### Description of the task
Provide the data again in its entirety, exactly as given.

### Records for processing
======

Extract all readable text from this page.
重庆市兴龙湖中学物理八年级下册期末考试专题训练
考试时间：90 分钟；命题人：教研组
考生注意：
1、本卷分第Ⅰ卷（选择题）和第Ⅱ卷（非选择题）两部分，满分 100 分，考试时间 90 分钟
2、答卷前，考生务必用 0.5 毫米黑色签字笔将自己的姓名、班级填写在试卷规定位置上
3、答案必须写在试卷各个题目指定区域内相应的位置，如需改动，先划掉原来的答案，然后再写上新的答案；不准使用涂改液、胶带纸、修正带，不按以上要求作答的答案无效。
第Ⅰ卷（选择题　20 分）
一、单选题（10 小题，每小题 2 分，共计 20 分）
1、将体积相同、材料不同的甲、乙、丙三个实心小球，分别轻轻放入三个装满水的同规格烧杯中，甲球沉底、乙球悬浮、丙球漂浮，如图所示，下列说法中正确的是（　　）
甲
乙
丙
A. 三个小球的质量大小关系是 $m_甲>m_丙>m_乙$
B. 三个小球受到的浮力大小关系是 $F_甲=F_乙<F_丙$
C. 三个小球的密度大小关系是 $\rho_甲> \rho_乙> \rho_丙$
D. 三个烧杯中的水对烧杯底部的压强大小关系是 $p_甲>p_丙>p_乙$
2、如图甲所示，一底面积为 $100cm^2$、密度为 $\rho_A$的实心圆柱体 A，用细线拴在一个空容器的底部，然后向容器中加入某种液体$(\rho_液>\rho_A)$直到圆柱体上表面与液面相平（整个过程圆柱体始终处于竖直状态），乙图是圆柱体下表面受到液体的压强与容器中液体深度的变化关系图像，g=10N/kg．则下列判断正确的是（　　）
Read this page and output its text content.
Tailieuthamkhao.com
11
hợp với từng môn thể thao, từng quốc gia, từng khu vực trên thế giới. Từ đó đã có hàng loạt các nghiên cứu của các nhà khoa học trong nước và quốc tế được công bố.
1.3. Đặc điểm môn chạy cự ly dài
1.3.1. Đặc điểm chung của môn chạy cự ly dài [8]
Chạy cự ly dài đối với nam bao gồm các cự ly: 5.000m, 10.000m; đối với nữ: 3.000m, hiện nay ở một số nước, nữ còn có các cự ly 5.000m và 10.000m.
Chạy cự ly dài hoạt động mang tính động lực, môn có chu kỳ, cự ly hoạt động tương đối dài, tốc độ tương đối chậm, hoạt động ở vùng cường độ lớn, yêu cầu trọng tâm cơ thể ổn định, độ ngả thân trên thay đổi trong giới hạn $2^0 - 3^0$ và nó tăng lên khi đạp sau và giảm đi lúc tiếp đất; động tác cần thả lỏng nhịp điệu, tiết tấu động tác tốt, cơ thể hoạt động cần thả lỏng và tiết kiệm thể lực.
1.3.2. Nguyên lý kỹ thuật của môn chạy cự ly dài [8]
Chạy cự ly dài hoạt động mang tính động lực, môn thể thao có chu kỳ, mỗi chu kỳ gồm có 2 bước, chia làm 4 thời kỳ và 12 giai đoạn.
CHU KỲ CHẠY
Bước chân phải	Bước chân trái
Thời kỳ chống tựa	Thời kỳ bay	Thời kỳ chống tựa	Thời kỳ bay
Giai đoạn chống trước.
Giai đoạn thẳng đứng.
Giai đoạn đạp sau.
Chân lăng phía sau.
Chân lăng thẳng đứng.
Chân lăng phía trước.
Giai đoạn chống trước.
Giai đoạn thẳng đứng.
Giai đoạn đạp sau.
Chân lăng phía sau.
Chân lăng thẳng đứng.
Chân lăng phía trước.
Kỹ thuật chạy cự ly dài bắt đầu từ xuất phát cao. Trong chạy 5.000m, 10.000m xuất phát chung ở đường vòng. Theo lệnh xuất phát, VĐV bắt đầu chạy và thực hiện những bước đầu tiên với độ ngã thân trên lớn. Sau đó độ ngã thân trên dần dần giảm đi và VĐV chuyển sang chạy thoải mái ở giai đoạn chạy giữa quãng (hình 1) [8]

======

### Full solution
Extract all readable text from this page.
重庆市兴龙湖中学物理八年级下册期末考试专题训练
考试时间：90 分钟；命题人：教研组
考生注意：
1、本卷分第Ⅰ卷（选择题）和第Ⅱ卷（非选择题）两部分，满分 100 分，考试时间 90 分钟
2、答卷前，考生务必用 0.5 毫米黑色签字笔将自己的姓名、班级填写在试卷规定位置上
3、答案必须写在试卷各个题目指定区域内相应的位置，如需改动，先划掉原来的答案，然后再写上新的答案；不准使用涂改液、胶带纸、修正带，不按以上要求作答的答案无效。
第Ⅰ卷（选择题　20 分）
一、单选题（10 小题，每小题 2 分，共计 20 分）
1、将体积相同、材料不同的甲、乙、丙三个实心小球，分别轻轻放入三个装满水的同规格烧杯中，甲球沉底、乙球悬浮、丙球漂浮，如图所示，下列说法中正确的是（　　）
甲
乙
丙
A. 三个小球的质量大小关系是 $m_甲>m_丙>m_乙$
B. 三个小球受到的浮力大小关系是 $F_甲=F_乙<F_丙$
C. 三个小球的密度大小关系是 $\rho_甲> \rho_乙> \rho_丙$
D. 三个烧杯中的水对烧杯底部的压强大小关系是 $p_甲>p_丙>p_乙$
2、如图甲所示，一底面积为 $100cm^2$、密度为 $\rho_A$的实心圆柱体 A，用细线拴在一个空容器的底部，然后向容器中加入某种液体$(\rho_液>\rho_A)$直到圆柱体上表面与液面相平（整个过程圆柱体始终处于竖直状态），乙图是圆柱体下表面受到液体的压强与容器中液体深度的变化关系图像，g=10N/kg．则下列判断正确的是（　　）
Read this page and output its text content.
Tailieuthamkhao.com
11
hợp với từng môn thể thao, từng quốc gia, từng khu vực trên thế giới. Từ đó đã có hàng loạt các nghiên cứu của các nhà khoa học trong nước và quốc tế được công bố.
1.3. Đặc điểm môn chạy cự ly dài
1.3.1. Đặc điểm chung của môn chạy cự ly dài [8]
Chạy cự ly dài đối với nam bao gồm các cự ly: 5.000m, 10.000m; đối với nữ: 3.000m, hiện nay ở một số nước, nữ còn có các cự ly 5.000m và 10.000m.
Chạy cự ly dài hoạt động mang tính động lực, môn có chu kỳ, cự ly hoạt động tương đối dài, tốc độ tương đối chậm, hoạt động ở vùng cường độ lớn, yêu cầu trọng tâm cơ thể ổn định, độ ngả thân trên thay đổi trong giới hạn $2^0 - 3^0$ và nó tăng lên khi đạp sau và giảm đi lúc tiếp đất; động tác cần thả lỏng nhịp điệu, tiết tấu động tác tốt, cơ thể hoạt động cần thả lỏng và tiết kiệm thể lực.
1.3.2. Nguyên lý kỹ thuật của môn chạy cự ly dài [8]
Chạy cự ly dài hoạt động mang tính động lực, môn thể thao có chu kỳ, mỗi chu kỳ gồm có 2 bước, chia làm 4 thời kỳ và 12 giai đoạn.
CHU KỲ CHẠY
Bước chân phải	Bước chân trái
Thời kỳ chống tựa	Thời kỳ bay	Thời kỳ chống tựa	Thời kỳ bay
Giai đoạn chống trước.
Giai đoạn thẳng đứng.
Giai đoạn đạp sau.
Chân lăng phía sau.
Chân lăng thẳng đứng.
Chân lăng phía trước.
Giai đoạn chống trước.
Giai đoạn thẳng đứng.
Giai đoạn đạp sau.
Chân lăng phía sau.
Chân lăng thẳng đứng.
Chân lăng phía trước.
Kỹ thuật chạy cự ly dài bắt đầu từ xuất phát cao. Trong chạy 5.000m, 10.000m xuất phát chung ở đường vòng. Theo lệnh xuất phát, VĐV bắt đầu chạy và thực hiện những bước đầu tiên với độ ngã thân trên lớn. Sau đó độ ngã thân trên dần dần giảm đi và VĐV chuyển sang chạy thoải mái ở giai đoạn chạy giữa quãng (hình 1) [8]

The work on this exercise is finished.